**THE PROBLEM:** Every entry below should be printed exactly, without its images.
○ ○ ○ ○
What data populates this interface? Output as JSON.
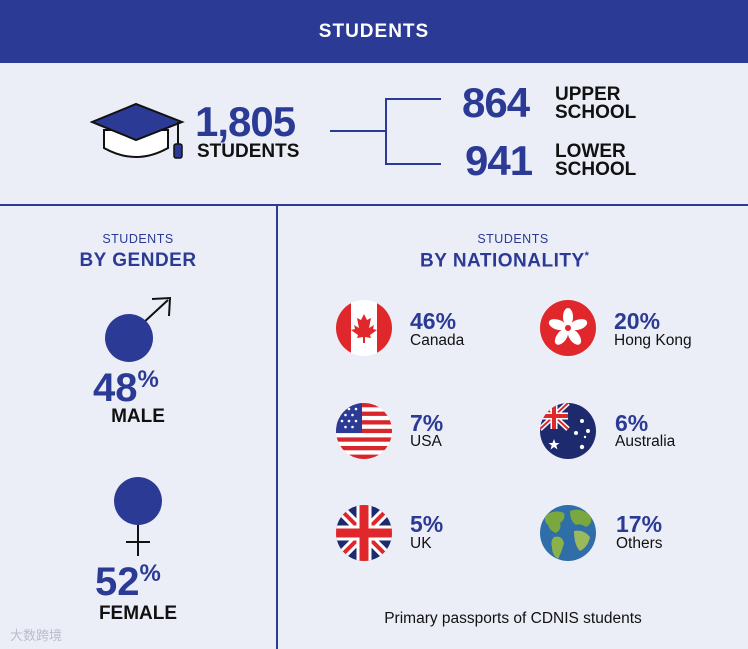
{
  "header": {
    "title": "STUDENTS"
  },
  "total": {
    "count": "1,805",
    "label": "STUDENTS"
  },
  "upper": {
    "count": "864",
    "label_line1": "UPPER",
    "label_line2": "SCHOOL"
  },
  "lower": {
    "count": "941",
    "label_line1": "LOWER",
    "label_line2": "SCHOOL"
  },
  "gender": {
    "kicker": "STUDENTS",
    "heading": "BY GENDER",
    "male": {
      "value": "48",
      "unit": "%",
      "label": "MALE"
    },
    "female": {
      "value": "52",
      "unit": "%",
      "label": "FEMALE"
    }
  },
  "nationality": {
    "kicker": "STUDENTS",
    "heading": "BY NATIONALITY",
    "asterisk": "*",
    "items": [
      {
        "pct": "46%",
        "country": "Canada",
        "icon": "canada-flag-icon"
      },
      {
        "pct": "20%",
        "country": "Hong Kong",
        "icon": "hong-kong-flag-icon"
      },
      {
        "pct": "7%",
        "country": "USA",
        "icon": "usa-flag-icon"
      },
      {
        "pct": "6%",
        "country": "Australia",
        "icon": "australia-flag-icon"
      },
      {
        "pct": "5%",
        "country": "UK",
        "icon": "uk-flag-icon"
      },
      {
        "pct": "17%",
        "country": "Others",
        "icon": "globe-icon"
      }
    ],
    "footnote": "Primary passports of CDNIS students"
  },
  "watermark": "大数跨境",
  "colors": {
    "navy": "#2b3a94",
    "background": "#eceef7",
    "red": "#e0272c"
  }
}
○ ○ ○ ○
**EXERCISE RESULT:**
What data populates this interface? Output as JSON.
{
  "header": {
    "title": "STUDENTS"
  },
  "total": {
    "count": "1,805",
    "label": "STUDENTS"
  },
  "upper": {
    "count": "864",
    "label_line1": "UPPER",
    "label_line2": "SCHOOL"
  },
  "lower": {
    "count": "941",
    "label_line1": "LOWER",
    "label_line2": "SCHOOL"
  },
  "gender": {
    "kicker": "STUDENTS",
    "heading": "BY GENDER",
    "male": {
      "value": "48",
      "unit": "%",
      "label": "MALE"
    },
    "female": {
      "value": "52",
      "unit": "%",
      "label": "FEMALE"
    }
  },
  "nationality": {
    "kicker": "STUDENTS",
    "heading": "BY NATIONALITY",
    "asterisk": "*",
    "items": [
      {
        "pct": "46%",
        "country": "Canada",
        "icon": "canada-flag-icon"
      },
      {
        "pct": "20%",
        "country": "Hong Kong",
        "icon": "hong-kong-flag-icon"
      },
      {
        "pct": "7%",
        "country": "USA",
        "icon": "usa-flag-icon"
      },
      {
        "pct": "6%",
        "country": "Australia",
        "icon": "australia-flag-icon"
      },
      {
        "pct": "5%",
        "country": "UK",
        "icon": "uk-flag-icon"
      },
      {
        "pct": "17%",
        "country": "Others",
        "icon": "globe-icon"
      }
    ],
    "footnote": "Primary passports of CDNIS students"
  },
  "watermark": "大数跨境",
  "colors": {
    "navy": "#2b3a94",
    "background": "#eceef7",
    "red": "#e0272c"
  }
}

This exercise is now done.